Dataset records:

━━━━━━━━━━━━━━━━━━━━━━━━━━━━━━

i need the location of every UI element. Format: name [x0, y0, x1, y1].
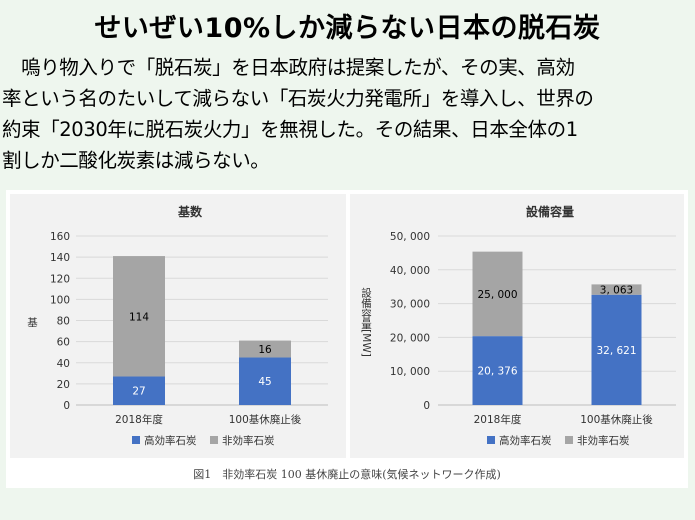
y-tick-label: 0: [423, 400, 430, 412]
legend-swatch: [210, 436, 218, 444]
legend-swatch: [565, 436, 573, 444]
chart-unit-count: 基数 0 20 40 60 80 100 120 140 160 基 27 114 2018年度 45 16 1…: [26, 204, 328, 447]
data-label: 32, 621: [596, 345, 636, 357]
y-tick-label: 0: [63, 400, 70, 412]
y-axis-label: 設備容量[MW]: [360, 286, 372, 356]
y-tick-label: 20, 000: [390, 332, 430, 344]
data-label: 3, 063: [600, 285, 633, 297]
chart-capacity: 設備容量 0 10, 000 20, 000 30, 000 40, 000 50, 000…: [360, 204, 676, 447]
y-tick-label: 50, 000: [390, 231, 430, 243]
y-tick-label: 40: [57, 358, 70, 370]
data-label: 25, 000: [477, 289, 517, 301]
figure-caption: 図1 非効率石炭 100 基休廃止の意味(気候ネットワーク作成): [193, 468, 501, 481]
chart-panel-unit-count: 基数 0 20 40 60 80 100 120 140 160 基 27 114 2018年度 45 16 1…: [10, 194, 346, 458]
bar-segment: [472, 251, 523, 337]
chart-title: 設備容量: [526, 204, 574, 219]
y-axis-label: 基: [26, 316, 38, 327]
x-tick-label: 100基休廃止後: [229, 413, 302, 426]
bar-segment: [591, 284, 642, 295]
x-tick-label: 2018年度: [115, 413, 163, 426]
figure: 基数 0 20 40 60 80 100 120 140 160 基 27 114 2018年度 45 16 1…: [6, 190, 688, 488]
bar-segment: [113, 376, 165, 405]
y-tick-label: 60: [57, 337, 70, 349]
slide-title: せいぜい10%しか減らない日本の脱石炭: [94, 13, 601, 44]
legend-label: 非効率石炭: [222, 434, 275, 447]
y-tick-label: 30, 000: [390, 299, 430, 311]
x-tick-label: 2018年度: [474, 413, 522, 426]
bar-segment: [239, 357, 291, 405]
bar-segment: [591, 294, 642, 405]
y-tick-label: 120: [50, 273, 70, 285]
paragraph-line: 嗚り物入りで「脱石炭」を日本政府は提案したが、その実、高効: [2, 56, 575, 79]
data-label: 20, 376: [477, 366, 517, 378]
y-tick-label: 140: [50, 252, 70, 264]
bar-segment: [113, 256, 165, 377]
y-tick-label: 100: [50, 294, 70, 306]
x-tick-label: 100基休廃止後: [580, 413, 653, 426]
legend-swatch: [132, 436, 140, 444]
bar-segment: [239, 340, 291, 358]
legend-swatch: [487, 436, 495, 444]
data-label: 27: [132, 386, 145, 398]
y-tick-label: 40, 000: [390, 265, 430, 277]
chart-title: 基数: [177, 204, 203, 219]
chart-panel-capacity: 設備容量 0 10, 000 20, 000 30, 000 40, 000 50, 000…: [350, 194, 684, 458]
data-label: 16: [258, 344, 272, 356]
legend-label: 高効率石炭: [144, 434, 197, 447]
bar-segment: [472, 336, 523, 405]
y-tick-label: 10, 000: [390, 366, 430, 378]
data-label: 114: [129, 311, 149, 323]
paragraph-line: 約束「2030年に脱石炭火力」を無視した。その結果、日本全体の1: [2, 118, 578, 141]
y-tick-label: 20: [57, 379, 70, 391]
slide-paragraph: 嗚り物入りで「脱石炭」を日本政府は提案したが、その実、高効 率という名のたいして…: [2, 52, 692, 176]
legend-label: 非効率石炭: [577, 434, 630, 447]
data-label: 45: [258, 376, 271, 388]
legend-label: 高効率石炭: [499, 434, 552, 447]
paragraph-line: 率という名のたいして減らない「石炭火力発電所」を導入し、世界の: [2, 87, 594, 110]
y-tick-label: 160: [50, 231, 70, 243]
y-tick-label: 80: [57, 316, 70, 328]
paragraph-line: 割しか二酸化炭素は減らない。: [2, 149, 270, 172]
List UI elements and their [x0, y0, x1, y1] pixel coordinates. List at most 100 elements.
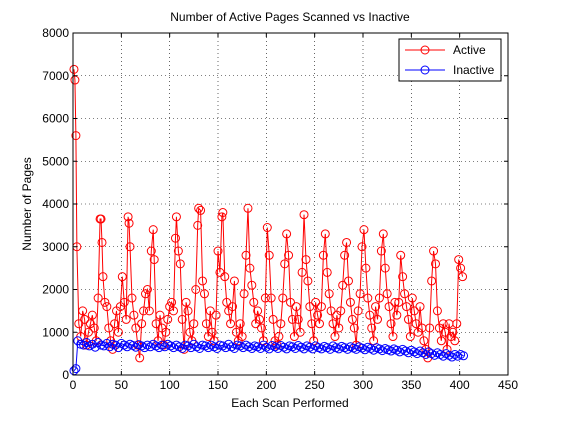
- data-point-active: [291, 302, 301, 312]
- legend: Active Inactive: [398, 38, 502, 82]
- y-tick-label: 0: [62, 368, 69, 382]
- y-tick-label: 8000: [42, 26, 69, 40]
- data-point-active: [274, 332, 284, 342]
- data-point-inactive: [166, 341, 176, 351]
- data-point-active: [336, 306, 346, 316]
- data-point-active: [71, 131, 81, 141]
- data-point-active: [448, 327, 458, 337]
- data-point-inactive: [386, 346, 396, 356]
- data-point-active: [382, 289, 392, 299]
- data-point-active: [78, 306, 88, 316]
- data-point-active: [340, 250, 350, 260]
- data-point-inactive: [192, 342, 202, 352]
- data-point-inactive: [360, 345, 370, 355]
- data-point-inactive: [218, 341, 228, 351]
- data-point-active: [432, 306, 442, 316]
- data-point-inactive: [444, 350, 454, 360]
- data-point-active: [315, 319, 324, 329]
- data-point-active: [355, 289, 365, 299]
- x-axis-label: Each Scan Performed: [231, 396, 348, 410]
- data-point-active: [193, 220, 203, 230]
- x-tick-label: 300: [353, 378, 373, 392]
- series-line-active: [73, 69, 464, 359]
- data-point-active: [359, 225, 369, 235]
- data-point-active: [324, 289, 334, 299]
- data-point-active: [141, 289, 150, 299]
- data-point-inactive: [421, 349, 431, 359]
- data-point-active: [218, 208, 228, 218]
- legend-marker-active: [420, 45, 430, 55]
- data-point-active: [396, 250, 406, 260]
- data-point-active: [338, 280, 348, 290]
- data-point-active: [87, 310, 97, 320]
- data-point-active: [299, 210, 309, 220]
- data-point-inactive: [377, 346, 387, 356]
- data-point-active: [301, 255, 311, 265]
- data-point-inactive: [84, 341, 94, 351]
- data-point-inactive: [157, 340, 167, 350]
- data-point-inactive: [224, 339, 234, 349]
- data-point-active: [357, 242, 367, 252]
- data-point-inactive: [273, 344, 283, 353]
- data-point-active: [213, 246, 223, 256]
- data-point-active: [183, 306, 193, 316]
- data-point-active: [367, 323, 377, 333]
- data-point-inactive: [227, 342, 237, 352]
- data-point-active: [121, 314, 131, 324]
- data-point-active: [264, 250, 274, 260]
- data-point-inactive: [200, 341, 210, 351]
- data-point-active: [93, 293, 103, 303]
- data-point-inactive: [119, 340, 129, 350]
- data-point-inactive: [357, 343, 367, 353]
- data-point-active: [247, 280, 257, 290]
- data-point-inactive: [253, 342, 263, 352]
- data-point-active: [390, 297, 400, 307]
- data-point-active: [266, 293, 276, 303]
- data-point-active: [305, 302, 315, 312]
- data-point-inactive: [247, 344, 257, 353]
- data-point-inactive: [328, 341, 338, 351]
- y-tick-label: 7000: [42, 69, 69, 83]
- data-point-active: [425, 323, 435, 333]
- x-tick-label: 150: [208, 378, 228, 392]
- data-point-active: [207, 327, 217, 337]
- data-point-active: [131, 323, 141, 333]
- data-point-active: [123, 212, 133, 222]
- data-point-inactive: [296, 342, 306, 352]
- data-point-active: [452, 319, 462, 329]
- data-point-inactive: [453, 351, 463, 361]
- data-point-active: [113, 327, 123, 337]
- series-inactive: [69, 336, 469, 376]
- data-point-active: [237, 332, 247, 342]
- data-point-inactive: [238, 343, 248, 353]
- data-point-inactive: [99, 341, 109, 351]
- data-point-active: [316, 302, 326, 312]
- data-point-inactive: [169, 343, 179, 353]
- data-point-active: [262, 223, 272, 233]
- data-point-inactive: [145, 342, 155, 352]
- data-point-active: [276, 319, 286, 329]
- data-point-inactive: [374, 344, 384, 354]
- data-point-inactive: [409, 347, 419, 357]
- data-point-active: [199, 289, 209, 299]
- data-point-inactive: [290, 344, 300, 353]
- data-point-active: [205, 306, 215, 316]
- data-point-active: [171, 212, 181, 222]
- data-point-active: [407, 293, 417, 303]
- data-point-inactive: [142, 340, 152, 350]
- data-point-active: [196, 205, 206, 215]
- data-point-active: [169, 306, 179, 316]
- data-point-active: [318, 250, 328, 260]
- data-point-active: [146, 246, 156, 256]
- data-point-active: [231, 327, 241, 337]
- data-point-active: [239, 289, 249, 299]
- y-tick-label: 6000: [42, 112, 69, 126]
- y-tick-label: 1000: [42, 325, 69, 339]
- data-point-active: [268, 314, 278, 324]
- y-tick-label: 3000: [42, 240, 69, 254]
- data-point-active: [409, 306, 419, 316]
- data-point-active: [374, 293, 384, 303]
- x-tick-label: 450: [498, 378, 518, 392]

━━━━━━━━━━━━━━━━━━━━━━━━━━━━━━

§ Required work
Repeat word for word the lines of the items above, starting at the line that contains "- data-point-active: [291, 302, 301, 312]" and ending at the line that contains "- series-line-active: [73, 69, 464, 359]", with both of those lines included.

§ Solution to the exercise
- data-point-active: [291, 302, 301, 312]
- legend: Active Inactive: [398, 38, 502, 82]
- y-tick-label: 0: [62, 368, 69, 382]
- y-tick-label: 8000: [42, 26, 69, 40]
- data-point-active: [274, 332, 284, 342]
- data-point-inactive: [166, 341, 176, 351]
- data-point-active: [336, 306, 346, 316]
- data-point-active: [71, 131, 81, 141]
- data-point-active: [448, 327, 458, 337]
- data-point-inactive: [386, 346, 396, 356]
- data-point-active: [382, 289, 392, 299]
- data-point-active: [78, 306, 88, 316]
- data-point-active: [340, 250, 350, 260]
- data-point-inactive: [192, 342, 202, 352]
- data-point-inactive: [360, 345, 370, 355]
- data-point-inactive: [218, 341, 228, 351]
- data-point-active: [432, 306, 442, 316]
- data-point-inactive: [444, 350, 454, 360]
- data-point-active: [315, 319, 324, 329]
- data-point-active: [355, 289, 365, 299]
- x-axis-label: Each Scan Performed: [231, 396, 348, 410]
- data-point-active: [193, 220, 203, 230]
- x-tick-label: 300: [353, 378, 373, 392]
- series-line-active: [73, 69, 464, 359]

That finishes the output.